Extracted data entries>

------------------------------------

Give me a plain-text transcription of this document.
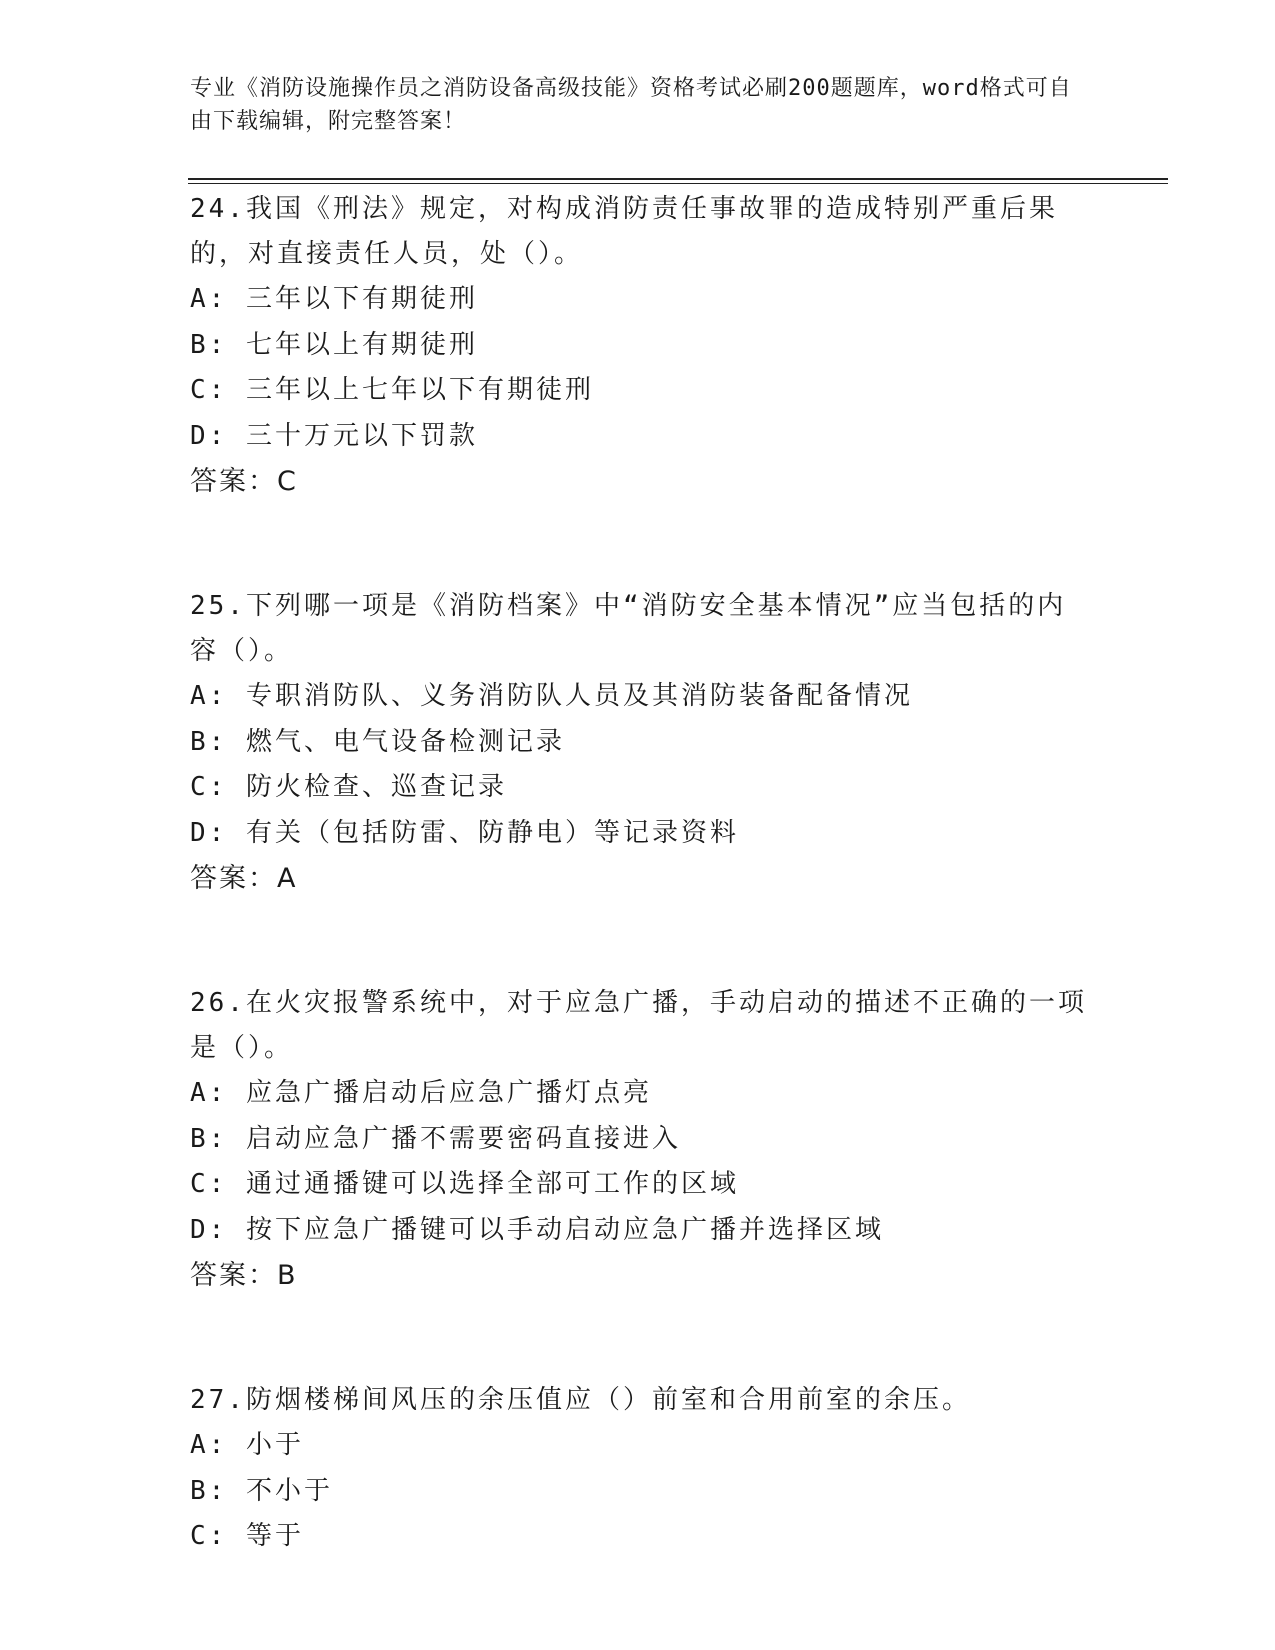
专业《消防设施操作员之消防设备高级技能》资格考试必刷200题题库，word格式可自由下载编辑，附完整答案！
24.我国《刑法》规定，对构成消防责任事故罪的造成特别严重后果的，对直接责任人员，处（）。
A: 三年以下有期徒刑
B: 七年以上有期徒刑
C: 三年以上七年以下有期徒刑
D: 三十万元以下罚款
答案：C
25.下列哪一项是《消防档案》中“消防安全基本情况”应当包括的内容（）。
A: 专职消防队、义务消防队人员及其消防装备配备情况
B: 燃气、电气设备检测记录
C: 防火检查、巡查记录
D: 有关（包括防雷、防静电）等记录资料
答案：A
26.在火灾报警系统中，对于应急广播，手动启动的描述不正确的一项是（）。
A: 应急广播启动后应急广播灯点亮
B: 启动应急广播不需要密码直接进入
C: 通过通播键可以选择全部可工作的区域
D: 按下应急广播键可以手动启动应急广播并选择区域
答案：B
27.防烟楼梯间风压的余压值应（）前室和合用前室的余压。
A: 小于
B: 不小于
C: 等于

------------------------------------

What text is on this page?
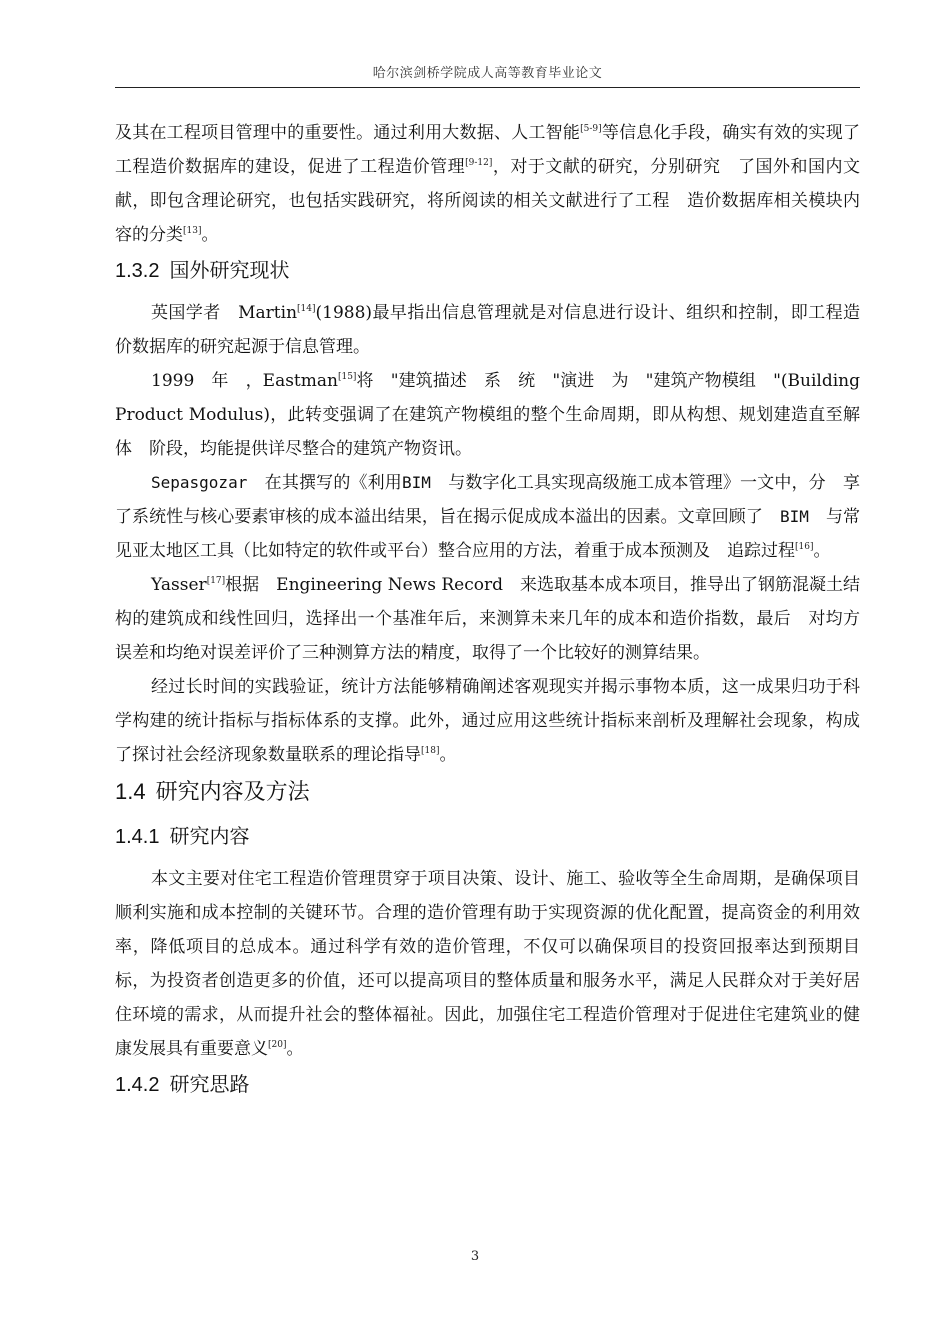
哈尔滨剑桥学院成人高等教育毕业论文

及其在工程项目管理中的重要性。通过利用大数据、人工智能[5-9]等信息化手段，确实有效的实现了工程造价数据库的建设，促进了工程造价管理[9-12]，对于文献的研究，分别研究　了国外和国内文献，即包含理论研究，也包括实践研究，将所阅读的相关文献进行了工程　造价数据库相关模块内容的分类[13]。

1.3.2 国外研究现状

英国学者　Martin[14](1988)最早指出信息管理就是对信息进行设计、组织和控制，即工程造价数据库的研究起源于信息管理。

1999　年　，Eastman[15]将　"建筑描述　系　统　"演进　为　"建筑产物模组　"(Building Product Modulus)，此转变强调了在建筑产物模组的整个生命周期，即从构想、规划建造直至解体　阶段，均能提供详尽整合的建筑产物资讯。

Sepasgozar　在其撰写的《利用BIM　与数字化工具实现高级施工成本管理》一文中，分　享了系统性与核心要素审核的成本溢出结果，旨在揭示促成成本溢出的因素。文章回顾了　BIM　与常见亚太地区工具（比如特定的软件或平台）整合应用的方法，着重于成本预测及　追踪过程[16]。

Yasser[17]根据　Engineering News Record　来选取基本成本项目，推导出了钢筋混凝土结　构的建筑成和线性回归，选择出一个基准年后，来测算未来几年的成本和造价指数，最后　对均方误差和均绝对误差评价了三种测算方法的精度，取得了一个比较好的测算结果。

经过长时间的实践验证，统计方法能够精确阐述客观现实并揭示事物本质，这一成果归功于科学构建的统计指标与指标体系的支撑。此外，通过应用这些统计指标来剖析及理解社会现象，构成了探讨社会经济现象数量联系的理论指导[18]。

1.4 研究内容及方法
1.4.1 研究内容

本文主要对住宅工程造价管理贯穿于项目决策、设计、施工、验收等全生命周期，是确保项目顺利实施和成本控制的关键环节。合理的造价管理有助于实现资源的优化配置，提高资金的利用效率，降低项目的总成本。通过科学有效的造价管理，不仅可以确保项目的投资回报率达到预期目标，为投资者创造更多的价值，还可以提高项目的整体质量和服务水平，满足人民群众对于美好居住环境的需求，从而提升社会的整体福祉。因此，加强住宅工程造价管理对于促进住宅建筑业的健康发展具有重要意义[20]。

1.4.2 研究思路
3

------------------------------------

To do>
Scan the material and collect every line that contains "this".

Output of the task>
Give me a plain-text transcription of this document.
What text is on this page?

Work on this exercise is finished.